■ Aim: Provide only the number of lines in the listing that contain the string "JSON".

■ Data to use:
■ ■ ■

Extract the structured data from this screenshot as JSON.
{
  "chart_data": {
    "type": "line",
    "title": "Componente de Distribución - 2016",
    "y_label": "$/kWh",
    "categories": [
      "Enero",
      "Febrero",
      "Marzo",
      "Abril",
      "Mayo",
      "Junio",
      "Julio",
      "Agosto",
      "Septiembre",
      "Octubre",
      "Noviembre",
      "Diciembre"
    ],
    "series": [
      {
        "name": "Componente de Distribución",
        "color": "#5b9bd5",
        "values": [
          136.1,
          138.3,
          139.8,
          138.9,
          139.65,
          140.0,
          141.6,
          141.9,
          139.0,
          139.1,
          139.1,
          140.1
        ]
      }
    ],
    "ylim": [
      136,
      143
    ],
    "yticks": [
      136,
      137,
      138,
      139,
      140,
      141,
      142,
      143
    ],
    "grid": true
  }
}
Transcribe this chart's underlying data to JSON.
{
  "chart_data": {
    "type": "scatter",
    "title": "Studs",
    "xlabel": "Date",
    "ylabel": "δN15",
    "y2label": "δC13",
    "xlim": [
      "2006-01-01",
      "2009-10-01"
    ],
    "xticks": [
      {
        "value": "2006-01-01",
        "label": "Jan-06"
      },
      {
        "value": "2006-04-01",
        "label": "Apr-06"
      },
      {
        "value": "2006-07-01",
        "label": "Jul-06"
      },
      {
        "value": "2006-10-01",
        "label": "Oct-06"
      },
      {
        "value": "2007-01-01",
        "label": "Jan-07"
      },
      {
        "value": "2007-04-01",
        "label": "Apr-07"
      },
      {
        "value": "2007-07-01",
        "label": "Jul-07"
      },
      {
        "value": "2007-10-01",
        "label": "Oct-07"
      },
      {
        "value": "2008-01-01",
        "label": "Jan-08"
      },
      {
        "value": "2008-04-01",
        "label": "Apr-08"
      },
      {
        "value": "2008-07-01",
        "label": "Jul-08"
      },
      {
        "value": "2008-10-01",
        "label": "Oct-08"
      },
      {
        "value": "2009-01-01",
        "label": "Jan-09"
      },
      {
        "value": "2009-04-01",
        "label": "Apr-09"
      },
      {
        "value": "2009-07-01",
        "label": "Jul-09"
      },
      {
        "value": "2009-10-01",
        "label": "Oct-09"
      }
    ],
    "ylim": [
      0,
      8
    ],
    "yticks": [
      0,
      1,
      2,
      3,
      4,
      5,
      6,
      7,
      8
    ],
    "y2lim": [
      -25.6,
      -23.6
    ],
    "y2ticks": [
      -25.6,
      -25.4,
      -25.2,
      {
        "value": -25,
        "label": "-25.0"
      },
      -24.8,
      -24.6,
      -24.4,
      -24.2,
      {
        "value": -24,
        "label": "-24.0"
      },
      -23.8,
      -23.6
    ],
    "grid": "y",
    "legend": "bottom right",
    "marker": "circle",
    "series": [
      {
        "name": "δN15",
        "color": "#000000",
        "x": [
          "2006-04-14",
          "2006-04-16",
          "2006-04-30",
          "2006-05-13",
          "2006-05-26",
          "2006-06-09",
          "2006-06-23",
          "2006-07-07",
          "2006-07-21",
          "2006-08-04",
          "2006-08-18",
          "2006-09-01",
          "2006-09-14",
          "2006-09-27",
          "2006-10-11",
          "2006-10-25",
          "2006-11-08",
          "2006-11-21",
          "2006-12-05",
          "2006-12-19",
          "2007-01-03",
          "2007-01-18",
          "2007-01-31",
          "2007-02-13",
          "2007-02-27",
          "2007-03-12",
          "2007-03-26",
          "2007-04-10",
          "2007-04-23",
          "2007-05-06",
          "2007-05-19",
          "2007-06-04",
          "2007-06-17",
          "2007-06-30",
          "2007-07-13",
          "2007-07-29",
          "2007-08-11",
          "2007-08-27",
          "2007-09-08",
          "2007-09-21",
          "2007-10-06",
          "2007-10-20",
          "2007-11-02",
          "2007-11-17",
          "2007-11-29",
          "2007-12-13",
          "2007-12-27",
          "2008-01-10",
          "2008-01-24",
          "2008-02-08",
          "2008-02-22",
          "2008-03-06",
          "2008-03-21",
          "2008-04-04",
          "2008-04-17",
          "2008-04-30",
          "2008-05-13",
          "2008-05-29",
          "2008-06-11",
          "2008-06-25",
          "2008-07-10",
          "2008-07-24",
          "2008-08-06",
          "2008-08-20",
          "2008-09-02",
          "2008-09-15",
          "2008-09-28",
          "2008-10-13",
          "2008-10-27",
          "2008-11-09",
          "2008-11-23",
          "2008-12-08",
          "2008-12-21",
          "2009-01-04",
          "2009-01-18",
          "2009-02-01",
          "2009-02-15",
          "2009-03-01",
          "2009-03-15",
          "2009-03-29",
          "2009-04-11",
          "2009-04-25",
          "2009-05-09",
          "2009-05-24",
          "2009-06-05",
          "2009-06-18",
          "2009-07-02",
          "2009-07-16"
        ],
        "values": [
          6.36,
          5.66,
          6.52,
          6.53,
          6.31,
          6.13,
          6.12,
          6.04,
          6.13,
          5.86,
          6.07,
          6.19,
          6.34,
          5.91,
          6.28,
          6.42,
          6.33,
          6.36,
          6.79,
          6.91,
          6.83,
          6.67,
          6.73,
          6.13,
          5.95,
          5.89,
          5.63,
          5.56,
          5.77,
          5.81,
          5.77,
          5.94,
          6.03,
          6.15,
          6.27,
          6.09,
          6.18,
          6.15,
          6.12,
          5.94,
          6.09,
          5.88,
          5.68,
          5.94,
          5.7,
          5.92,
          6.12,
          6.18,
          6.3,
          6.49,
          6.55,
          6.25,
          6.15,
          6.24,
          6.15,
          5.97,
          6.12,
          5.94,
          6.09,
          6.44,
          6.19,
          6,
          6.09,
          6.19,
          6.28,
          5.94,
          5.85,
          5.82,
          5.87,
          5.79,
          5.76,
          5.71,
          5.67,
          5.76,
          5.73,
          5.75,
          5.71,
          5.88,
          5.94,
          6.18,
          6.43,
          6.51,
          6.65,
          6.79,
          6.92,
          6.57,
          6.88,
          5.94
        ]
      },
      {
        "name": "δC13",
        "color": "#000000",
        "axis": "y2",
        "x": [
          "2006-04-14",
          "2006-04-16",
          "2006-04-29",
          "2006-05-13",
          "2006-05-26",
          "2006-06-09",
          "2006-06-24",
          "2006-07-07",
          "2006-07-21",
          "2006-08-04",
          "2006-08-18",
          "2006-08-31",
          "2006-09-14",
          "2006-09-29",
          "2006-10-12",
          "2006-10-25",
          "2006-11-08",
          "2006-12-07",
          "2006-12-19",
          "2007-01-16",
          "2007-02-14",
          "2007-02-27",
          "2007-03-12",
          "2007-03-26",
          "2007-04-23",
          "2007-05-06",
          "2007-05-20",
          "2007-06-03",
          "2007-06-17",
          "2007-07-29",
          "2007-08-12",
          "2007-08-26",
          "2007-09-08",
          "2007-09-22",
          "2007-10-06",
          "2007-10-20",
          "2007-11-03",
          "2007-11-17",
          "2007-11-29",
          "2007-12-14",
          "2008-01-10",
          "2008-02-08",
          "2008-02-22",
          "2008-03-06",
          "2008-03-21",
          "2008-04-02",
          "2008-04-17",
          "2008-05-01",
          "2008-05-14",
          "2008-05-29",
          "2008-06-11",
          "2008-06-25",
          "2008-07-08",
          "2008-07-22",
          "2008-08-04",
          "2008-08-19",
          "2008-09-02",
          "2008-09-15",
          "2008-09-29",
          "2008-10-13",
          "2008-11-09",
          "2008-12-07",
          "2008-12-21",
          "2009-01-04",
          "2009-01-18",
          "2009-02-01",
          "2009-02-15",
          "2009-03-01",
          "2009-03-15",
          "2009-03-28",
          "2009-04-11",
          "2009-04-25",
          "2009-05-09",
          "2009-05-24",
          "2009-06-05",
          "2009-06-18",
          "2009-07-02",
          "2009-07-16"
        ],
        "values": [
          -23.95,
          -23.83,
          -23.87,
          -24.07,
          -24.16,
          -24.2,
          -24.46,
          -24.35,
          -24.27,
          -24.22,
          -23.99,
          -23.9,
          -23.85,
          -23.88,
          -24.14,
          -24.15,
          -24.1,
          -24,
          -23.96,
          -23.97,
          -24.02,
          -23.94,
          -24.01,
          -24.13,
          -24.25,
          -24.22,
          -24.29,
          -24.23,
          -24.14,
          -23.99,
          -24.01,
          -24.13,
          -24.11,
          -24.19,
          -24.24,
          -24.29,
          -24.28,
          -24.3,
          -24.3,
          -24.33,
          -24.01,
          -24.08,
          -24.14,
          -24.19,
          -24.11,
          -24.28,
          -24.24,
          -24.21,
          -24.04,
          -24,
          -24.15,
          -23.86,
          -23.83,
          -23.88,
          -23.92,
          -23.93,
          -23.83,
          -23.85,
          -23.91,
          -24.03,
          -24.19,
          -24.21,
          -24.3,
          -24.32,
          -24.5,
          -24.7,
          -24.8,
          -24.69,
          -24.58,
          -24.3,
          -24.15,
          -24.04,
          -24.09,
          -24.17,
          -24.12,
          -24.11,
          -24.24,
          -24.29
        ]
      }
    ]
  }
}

■ ■ ■

■ Final answer: 2